Work instruction: Consider the records below. How many of their lines include the word "insurance"? State the number and nothing else.
[Input data]
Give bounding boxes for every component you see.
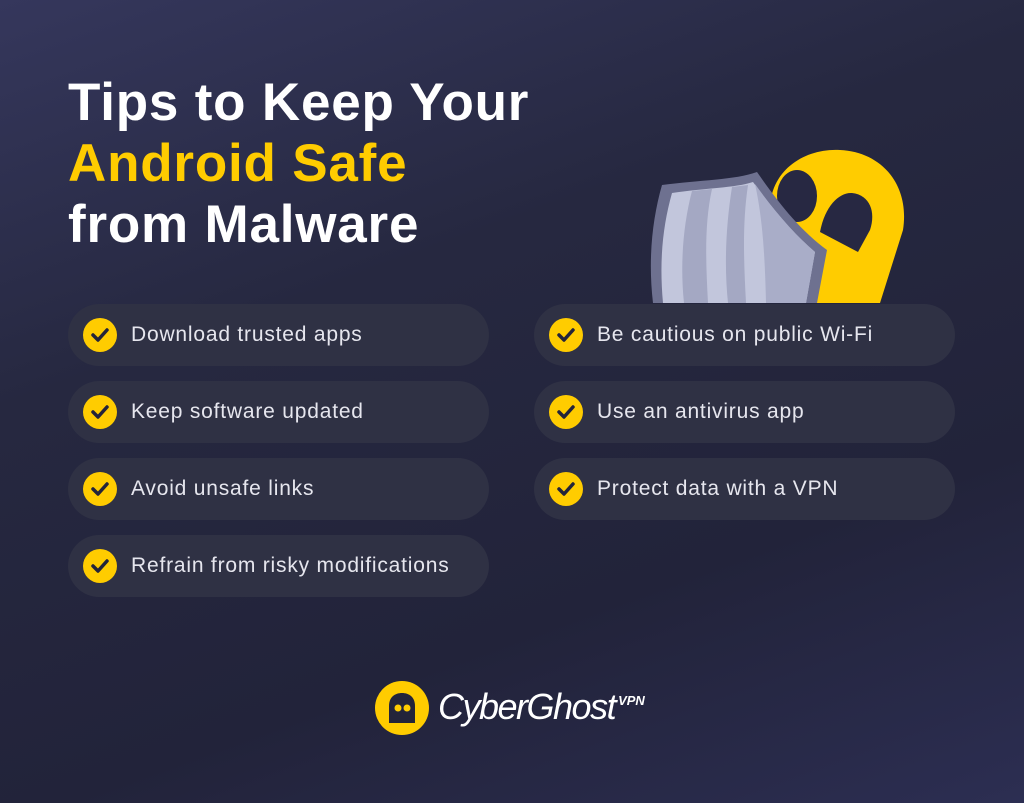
tip: avoid unsafe links — [68, 458, 489, 520]
illustration: shield and ghost — [650, 150, 904, 303]
tip: antivirus: Use an antivirus app — [597, 400, 804, 423]
tip: public wifi: Be cautious on public Wi-Fi — [597, 323, 873, 346]
tip: keep software updated — [68, 381, 489, 443]
title — [68, 73, 529, 254]
title: from Malware — [68, 195, 419, 254]
tip: antivirus — [534, 381, 955, 443]
tip: keep software updated: Keep software updated — [131, 400, 364, 423]
tip: download trusted apps: Download trusted apps — [131, 323, 363, 346]
tip: vpn — [534, 458, 955, 520]
tip: refrain from risky modifications — [68, 535, 489, 597]
tip: avoid unsafe links: Avoid unsafe links — [131, 477, 314, 500]
tip: public wifi — [534, 304, 955, 366]
tip: refrain from risky modifications: Refrain from risky modifications — [131, 554, 450, 577]
logo text: CyberGhostVPN — [438, 686, 645, 727]
icon: ghost logo — [375, 681, 429, 735]
tip: vpn: Protect data with a VPN — [597, 477, 838, 500]
tip: download trusted apps — [68, 304, 489, 366]
logo — [375, 681, 645, 735]
title: Android Safe — [68, 134, 407, 193]
title: Tips to Keep Your — [68, 73, 529, 132]
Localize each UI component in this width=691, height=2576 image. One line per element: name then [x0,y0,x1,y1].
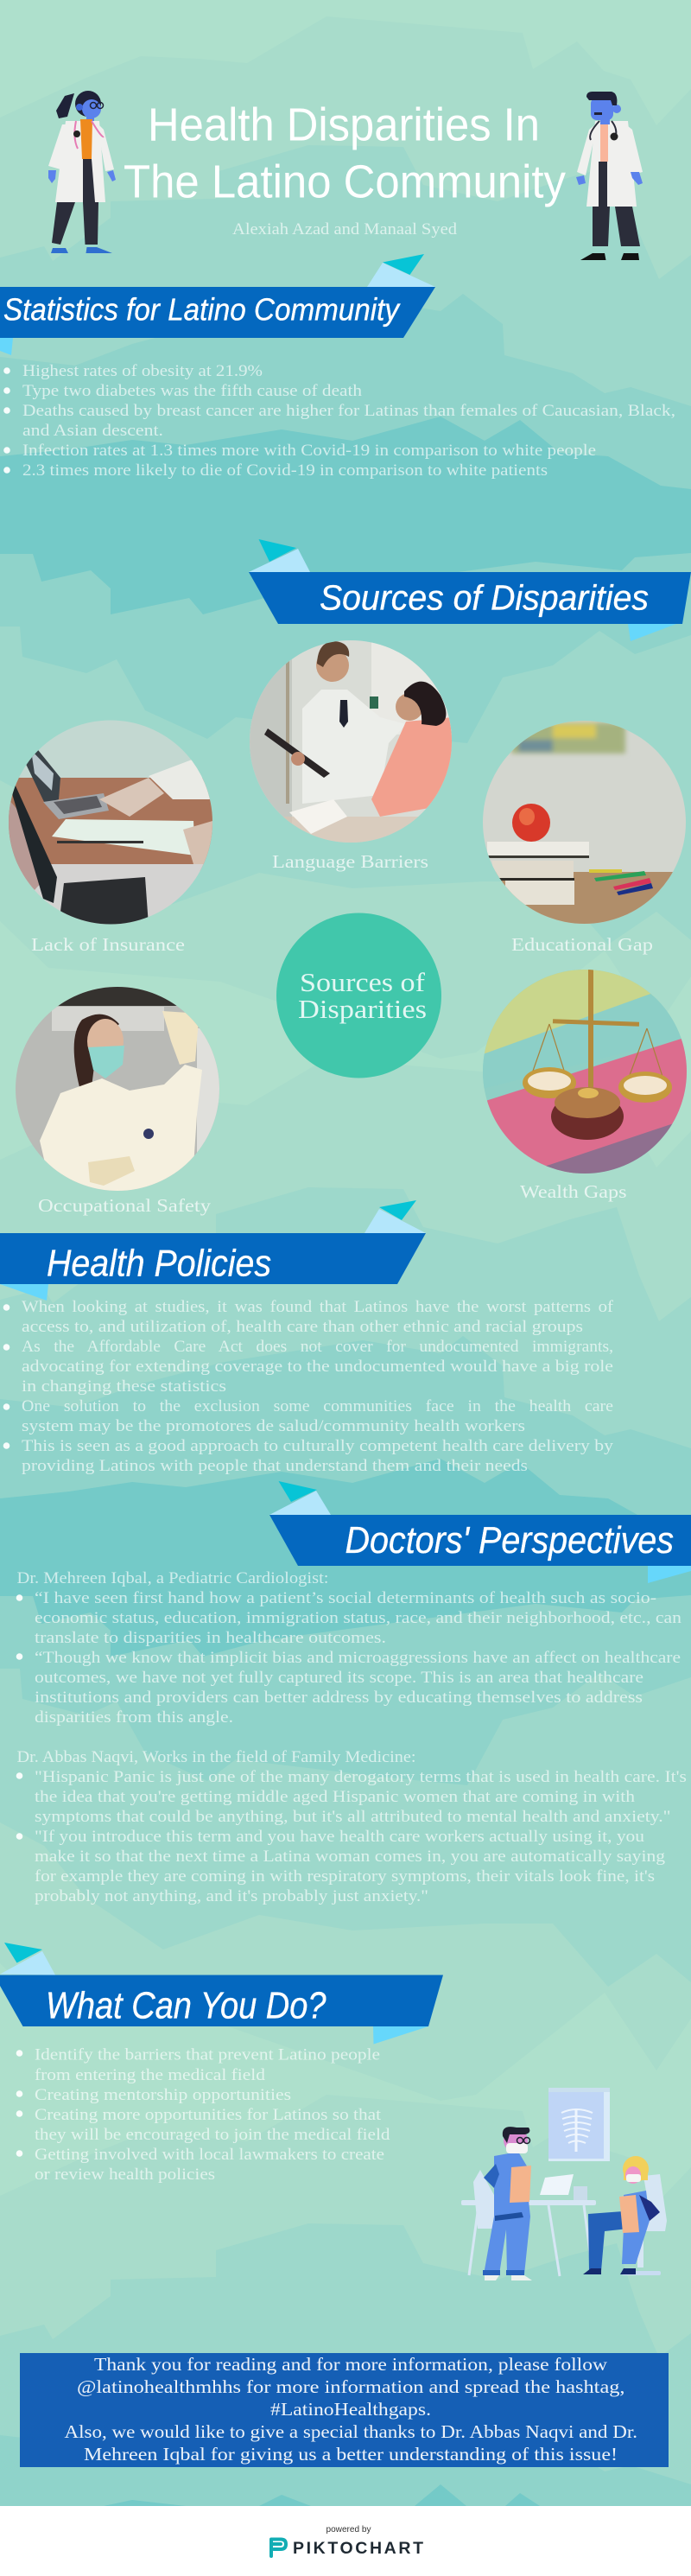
panel: doctors' perspectives [16,1481,691,1905]
quotes: Dr. Mehreen Iqbal: Dr. Mehreen Iqbal, a Pediatric Cardiologist: [17,1570,328,1587]
quotes: Dr. Abbas Naqvi: "If you introduce this term and you have health care workers actually using it, you [35,1829,644,1846]
caption: language barriers: Language Barriers [272,851,428,872]
policies list: in changing these statistics [22,1378,226,1396]
action list: Creating more opportunities for Latinos so that [35,2107,382,2124]
action list [16,2046,390,2184]
action list: from entering the medical field [35,2067,266,2084]
title: Health Disparities In [148,99,540,150]
panel: statistics [0,254,675,480]
quotes: Dr. Abbas Naqvi: for example they are coming in with respiratory symptoms, their vitals look fine, it's [35,1868,655,1886]
center circle: sources of disparities: Sources of [300,967,426,997]
policies list: As the Affordable Care Act does not cover for undocumented immigrants, [22,1339,613,1356]
action list: they will be encouraged to join the medical field [35,2127,390,2144]
statistics list: Deaths caused by breast cancer are higher for Latinas than females of Caucasian, Black, [22,403,675,420]
quotes: Dr. Abbas Naqvi: make it so that the next time a Latina woman comes in, you are automatically saying [35,1848,665,1866]
caption: occupational safety: Occupational Safety [38,1195,212,1216]
quotes: Dr. Abbas Naqvi: symptoms that could be anything, but it's all attributed to mental health and anxiety." [35,1809,670,1826]
policies list: system may be the promotores de salud/community health workers [22,1418,525,1435]
statistics list: Infection rates at 1.3 times more with Covid-19 in comparison to white people [22,442,596,460]
illustration: female doctor [48,91,116,253]
quotes: Dr. Mehreen Iqbal: institutions and providers can better address by educating themselves to address [35,1689,643,1707]
statistics list: and Asian descent. [22,423,163,440]
heading banner [269,1481,691,1583]
policies list: One solution to the exclusion some communities face in the health care [22,1398,613,1415]
quotes: Dr. Abbas Naqvi: probably not anything, and it's probably just anxiety." [35,1888,428,1905]
authors: Alexiah Azad and Manaal Syed [232,220,458,239]
caption: lack of insurance: Lack of Insurance [31,934,185,955]
heading banner [0,1200,426,1301]
action list: Creating mentorship opportunities [35,2087,291,2104]
policies list: access to, and utilization of, health care than other ethnic and racial groups [22,1319,583,1336]
heading banner: Statistics for Latino Community [3,292,401,327]
panel: what can you do [0,1943,667,2280]
footer: powered by Piktochart [0,2506,691,2576]
icon: Piktochart logo [271,2539,286,2556]
illustration: male doctor [576,92,643,260]
statistics list: 2.3 times more likely to die of Covid-19 in comparison to white patients [22,462,548,480]
quotes: Dr. Abbas Naqvi: the idea that you're getting middle aged Hispanic women that are coming in with [35,1789,635,1806]
quotes: Dr. Mehreen Iqbal: “I have seen first hand how a patient’s social determinants of health such as socio- [35,1590,656,1607]
statistics list: Highest rates of obesity at 21.9% [22,363,263,380]
panel: sources of disparities [9,539,691,1216]
policies list [3,1299,614,1475]
photo: educational gap [483,721,687,925]
quotes: Dr. Mehreen Iqbal: “Though we know that implicit bias and microaggressions have an affect on healthcare [35,1650,681,1667]
caption: wealth gaps: Wealth Gaps [520,1181,627,1202]
heading banner: Health Policies [47,1243,271,1284]
policies list: providing Latinos with people that understand them and their needs [22,1458,528,1475]
thank-you callout: Thank you for reading and for more information, please follow [94,2354,608,2375]
photo: occupational safety [16,987,219,1193]
policies list: This is seen as a good approach to culturally competent health care delivery by [22,1438,614,1455]
quotes: Dr. Mehreen Iqbal: outcomes, we have not yet fully captured its scope. This is an area that healthcare [35,1670,643,1687]
thank-you callout [20,2353,669,2467]
heading banner [0,1943,443,2045]
heading banner [0,254,435,355]
panel: health policies [0,1200,614,1475]
action list: or review health policies [35,2166,215,2184]
quotes: Dr. Mehreen Iqbal: economic status, education, immigration status, race, and their neighborhood, etc., can [35,1610,681,1627]
heading banner: What Can You Do? [46,1984,326,2027]
center circle: sources of disparities [276,913,441,1078]
footer: powered by Piktochart: PIKTOCHART [293,2539,423,2558]
action list: Getting involved with local lawmakers to create [35,2147,384,2164]
caption: educational gap: Educational Gap [511,934,653,955]
quotes: Dr. Mehreen Iqbal: disparities from this angle. [35,1709,233,1727]
title [124,99,566,207]
quotes: Dr. Mehreen Iqbal: translate to disparities in healthcare outcomes. [35,1630,386,1647]
quotes: Dr. Abbas Naqvi [16,1749,687,1905]
policies list: When looking at studies, it was found that Latinos have the worst patterns of [22,1299,614,1316]
footer: powered by Piktochart: powered by [326,2524,371,2535]
statistics list: Type two diabetes was the fifth cause of death [22,383,362,400]
quotes: Dr. Mehreen Iqbal [16,1570,681,1727]
policies list: advocating for extending coverage to the undocumented would have a big role [22,1358,613,1376]
photo: wealth gaps [483,968,687,1184]
statistics list [3,363,675,480]
quotes: Dr. Abbas Naqvi: Dr. Abbas Naqvi, Works in the field of Family Medicine: [17,1749,416,1766]
heading banner [249,539,691,641]
illustration: medical staff with x-ray [461,2088,667,2280]
thank-you callout: Also, we would like to give a special thanks to Dr. Abbas Naqvi and Dr. [64,2421,637,2442]
photo: language barriers [249,639,453,844]
thank-you callout: @latinohealthmhhs for more information and spread the hashtag, [77,2376,625,2397]
photo: lack of insurance [9,720,212,925]
center circle: sources of disparities: Disparities [298,994,427,1024]
thank-you callout: Mehreen Iqbal for giving us a better understanding of this issue! [84,2444,618,2465]
quotes: Dr. Abbas Naqvi: "Hispanic Panic is just one of the many derogatory terms that is used in health care. It's [35,1769,687,1786]
thank-you callout: #LatinoHealthgaps. [270,2399,431,2420]
title: The Latino Community [124,156,566,207]
action list: Identify the barriers that prevent Latino people [35,2046,380,2064]
heading banner: Sources of Disparities [320,577,649,617]
header [48,91,643,260]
[/Input data]
Answer: 2